[BEGIN Data provided]

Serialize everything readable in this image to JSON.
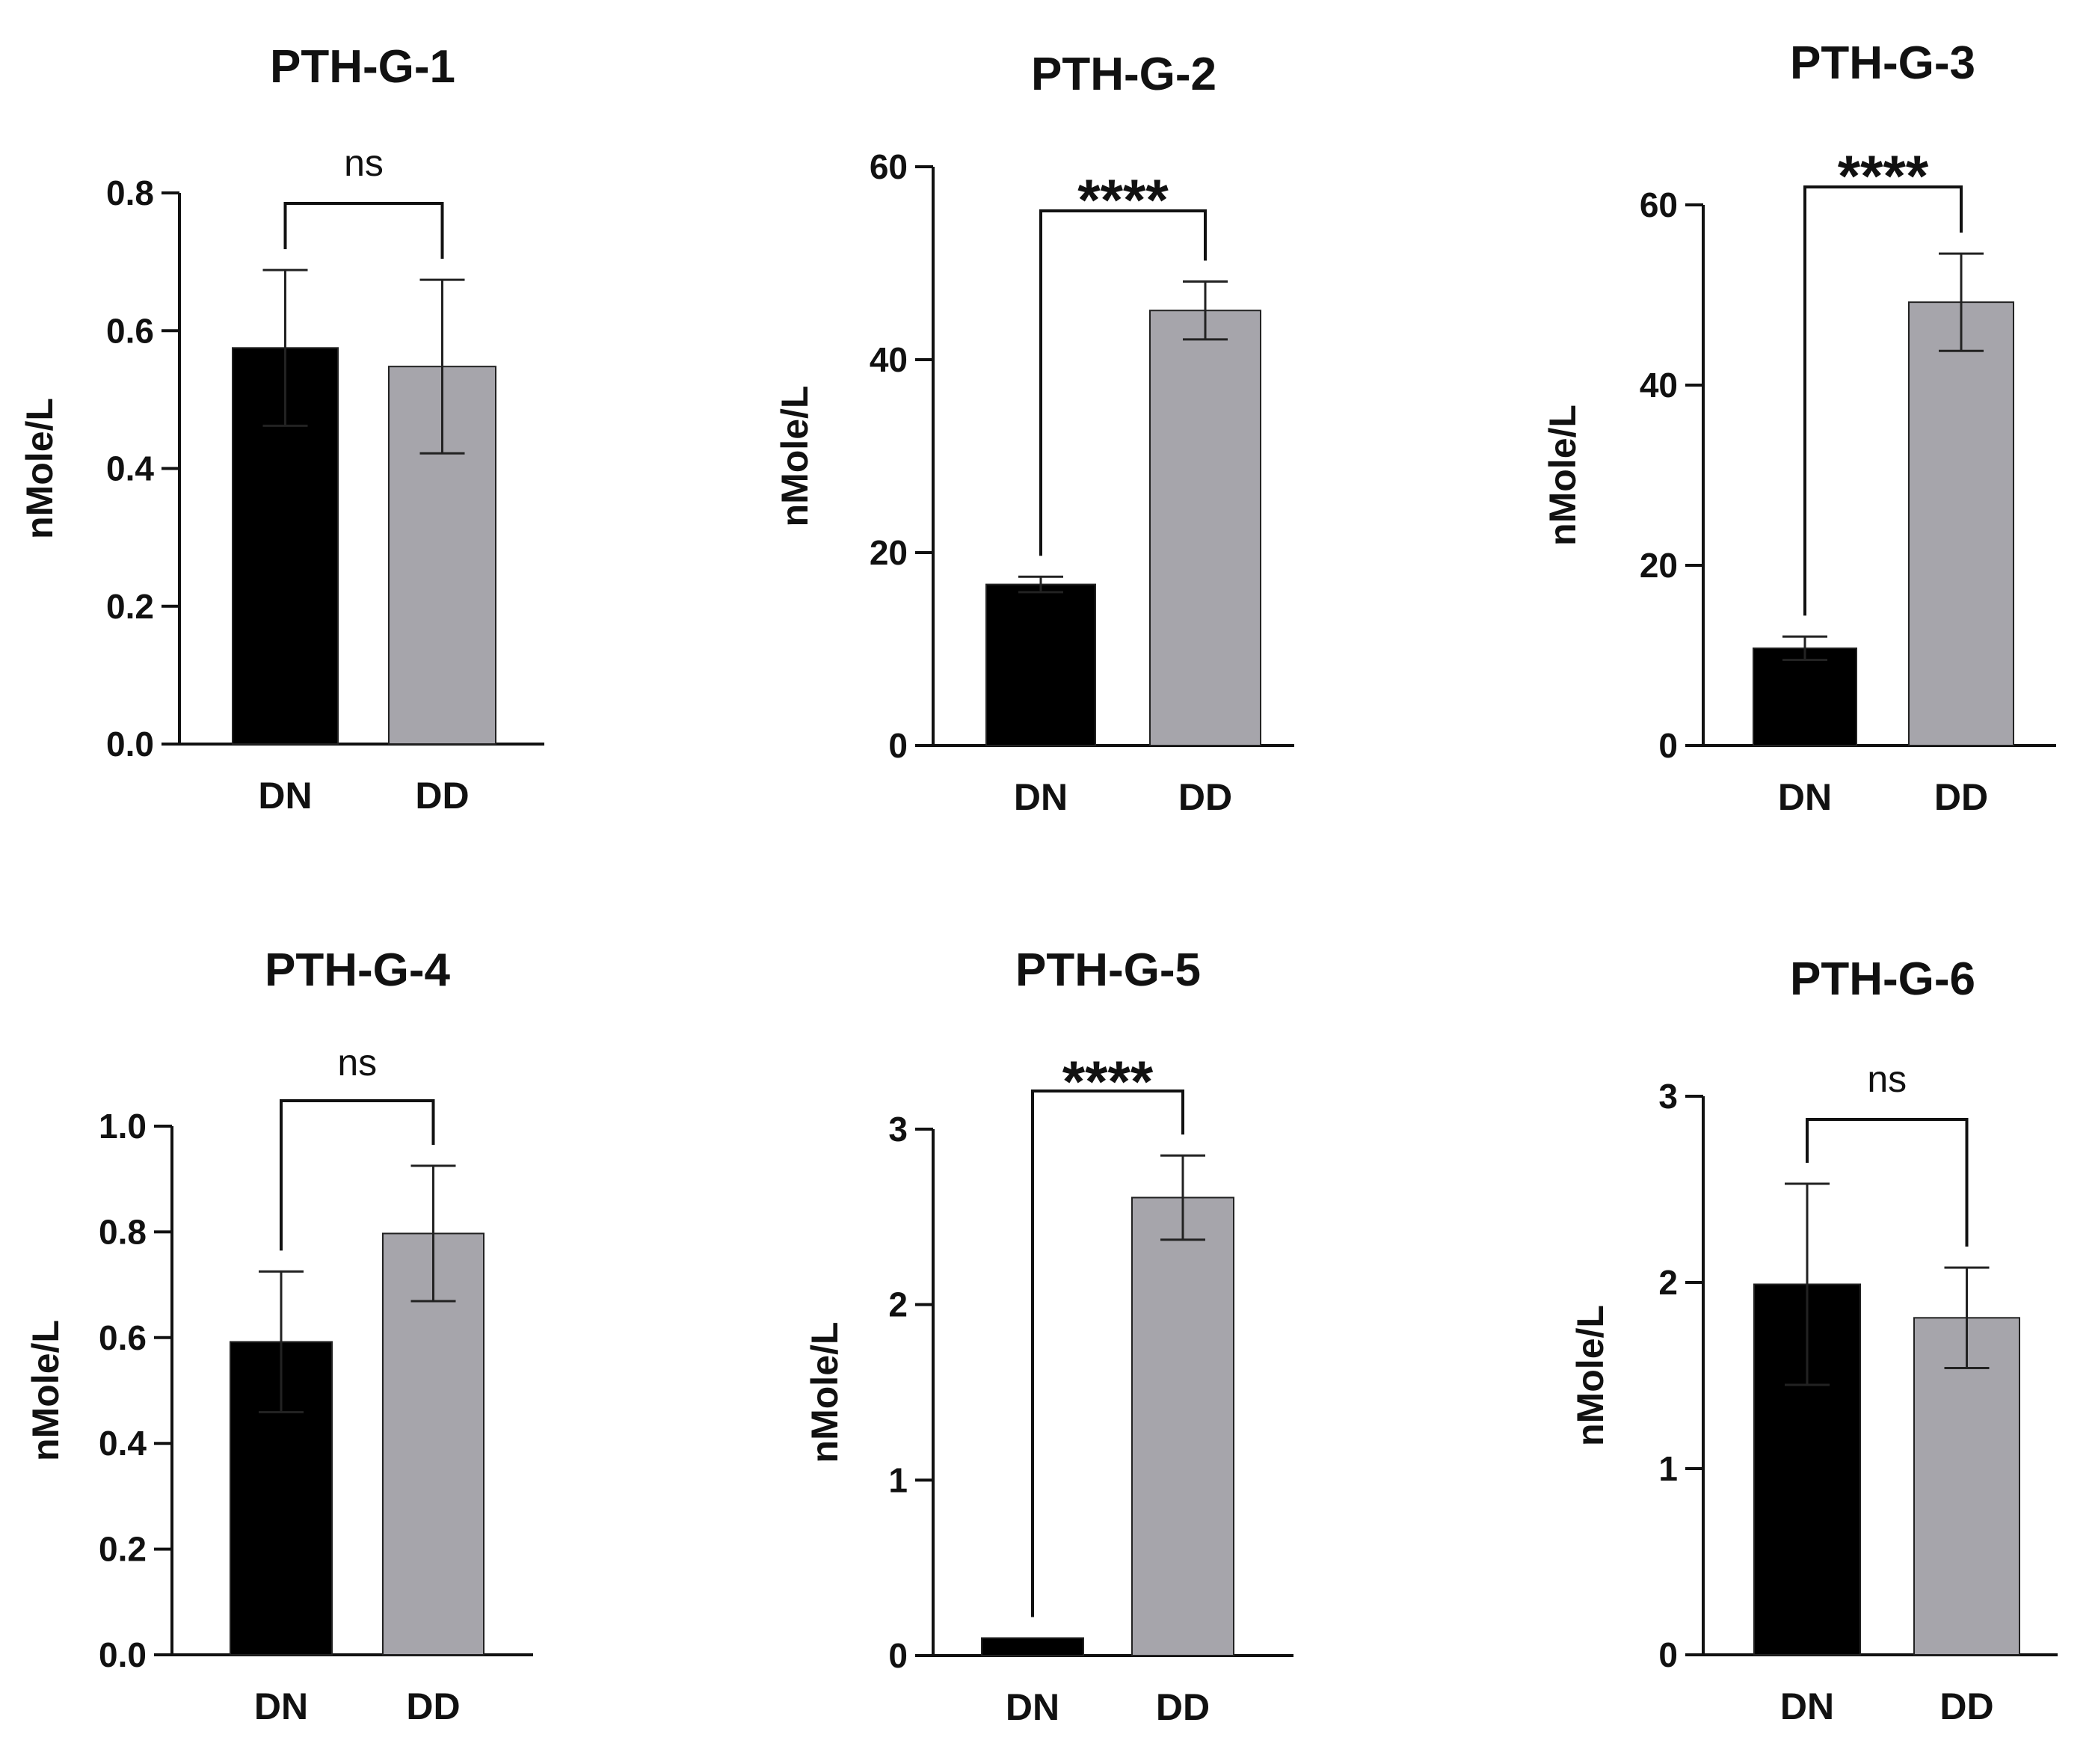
{
  "chart_data": [
    {
      "type": "bar",
      "title": "PTH-G-1",
      "categories": [
        "DN",
        "DD"
      ],
      "values": [
        0.575,
        0.548
      ],
      "errors": [
        0.113,
        0.126
      ],
      "colors": [
        "#000000",
        "#a6a5ab"
      ],
      "ylabel": "nMole/L",
      "ylim": [
        0,
        0.8
      ],
      "yticks": [
        "0.0",
        "0.2",
        "0.4",
        "0.6",
        "0.8"
      ],
      "significance": "ns"
    },
    {
      "type": "bar",
      "title": "PTH-G-2",
      "categories": [
        "DN",
        "DD"
      ],
      "values": [
        16.7,
        45.1
      ],
      "errors": [
        0.8,
        3.0
      ],
      "colors": [
        "#000000",
        "#a6a5ab"
      ],
      "ylabel": "nMole/L",
      "ylim": [
        0,
        60
      ],
      "yticks": [
        "0",
        "20",
        "40",
        "60"
      ],
      "significance": "****"
    },
    {
      "type": "bar",
      "title": "PTH-G-3",
      "categories": [
        "DN",
        "DD"
      ],
      "values": [
        10.8,
        49.2
      ],
      "errors": [
        1.3,
        5.4
      ],
      "colors": [
        "#000000",
        "#a6a5ab"
      ],
      "ylabel": "nMole/L",
      "ylim": [
        0,
        60
      ],
      "yticks": [
        "0",
        "20",
        "40",
        "60"
      ],
      "significance": "****"
    },
    {
      "type": "bar",
      "title": "PTH-G-4",
      "categories": [
        "DN",
        "DD"
      ],
      "values": [
        0.592,
        0.797
      ],
      "errors": [
        0.133,
        0.128
      ],
      "colors": [
        "#000000",
        "#a6a5ab"
      ],
      "ylabel": "nMole/L",
      "ylim": [
        0,
        1.0
      ],
      "yticks": [
        "0.0",
        "0.2",
        "0.4",
        "0.6",
        "0.8",
        "1.0"
      ],
      "significance": "ns"
    },
    {
      "type": "bar",
      "title": "PTH-G-5",
      "categories": [
        "DN",
        "DD"
      ],
      "values": [
        0.1,
        2.61
      ],
      "errors": [
        0.0,
        0.24
      ],
      "colors": [
        "#000000",
        "#a6a5ab"
      ],
      "ylabel": "nMole/L",
      "ylim": [
        0,
        3
      ],
      "yticks": [
        "0",
        "1",
        "2",
        "3"
      ],
      "significance": "****"
    },
    {
      "type": "bar",
      "title": "PTH-G-6",
      "categories": [
        "DN",
        "DD"
      ],
      "values": [
        1.99,
        1.81
      ],
      "errors": [
        0.54,
        0.27
      ],
      "colors": [
        "#000000",
        "#a6a5ab"
      ],
      "ylabel": "nMole/L",
      "ylim": [
        0,
        3
      ],
      "yticks": [
        "0",
        "1",
        "2",
        "3"
      ],
      "significance": "ns"
    }
  ]
}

[END Data provided]

**Short problem**
Return all of the entries word for word, but omit the pictures.

**Finished task**
Serialize everything readable in this image to JSON.
{
  "chart_data": [
    {
      "type": "bar",
      "title": "PTH-G-1",
      "categories": [
        "DN",
        "DD"
      ],
      "values": [
        0.575,
        0.548
      ],
      "errors": [
        0.113,
        0.126
      ],
      "colors": [
        "#000000",
        "#a6a5ab"
      ],
      "ylabel": "nMole/L",
      "ylim": [
        0,
        0.8
      ],
      "yticks": [
        "0.0",
        "0.2",
        "0.4",
        "0.6",
        "0.8"
      ],
      "significance": "ns"
    },
    {
      "type": "bar",
      "title": "PTH-G-2",
      "categories": [
        "DN",
        "DD"
      ],
      "values": [
        16.7,
        45.1
      ],
      "errors": [
        0.8,
        3.0
      ],
      "colors": [
        "#000000",
        "#a6a5ab"
      ],
      "ylabel": "nMole/L",
      "ylim": [
        0,
        60
      ],
      "yticks": [
        "0",
        "20",
        "40",
        "60"
      ],
      "significance": "****"
    },
    {
      "type": "bar",
      "title": "PTH-G-3",
      "categories": [
        "DN",
        "DD"
      ],
      "values": [
        10.8,
        49.2
      ],
      "errors": [
        1.3,
        5.4
      ],
      "colors": [
        "#000000",
        "#a6a5ab"
      ],
      "ylabel": "nMole/L",
      "ylim": [
        0,
        60
      ],
      "yticks": [
        "0",
        "20",
        "40",
        "60"
      ],
      "significance": "****"
    },
    {
      "type": "bar",
      "title": "PTH-G-4",
      "categories": [
        "DN",
        "DD"
      ],
      "values": [
        0.592,
        0.797
      ],
      "errors": [
        0.133,
        0.128
      ],
      "colors": [
        "#000000",
        "#a6a5ab"
      ],
      "ylabel": "nMole/L",
      "ylim": [
        0,
        1.0
      ],
      "yticks": [
        "0.0",
        "0.2",
        "0.4",
        "0.6",
        "0.8",
        "1.0"
      ],
      "significance": "ns"
    },
    {
      "type": "bar",
      "title": "PTH-G-5",
      "categories": [
        "DN",
        "DD"
      ],
      "values": [
        0.1,
        2.61
      ],
      "errors": [
        0.0,
        0.24
      ],
      "colors": [
        "#000000",
        "#a6a5ab"
      ],
      "ylabel": "nMole/L",
      "ylim": [
        0,
        3
      ],
      "yticks": [
        "0",
        "1",
        "2",
        "3"
      ],
      "significance": "****"
    },
    {
      "type": "bar",
      "title": "PTH-G-6",
      "categories": [
        "DN",
        "DD"
      ],
      "values": [
        1.99,
        1.81
      ],
      "errors": [
        0.54,
        0.27
      ],
      "colors": [
        "#000000",
        "#a6a5ab"
      ],
      "ylabel": "nMole/L",
      "ylim": [
        0,
        3
      ],
      "yticks": [
        "0",
        "1",
        "2",
        "3"
      ],
      "significance": "ns"
    }
  ]
}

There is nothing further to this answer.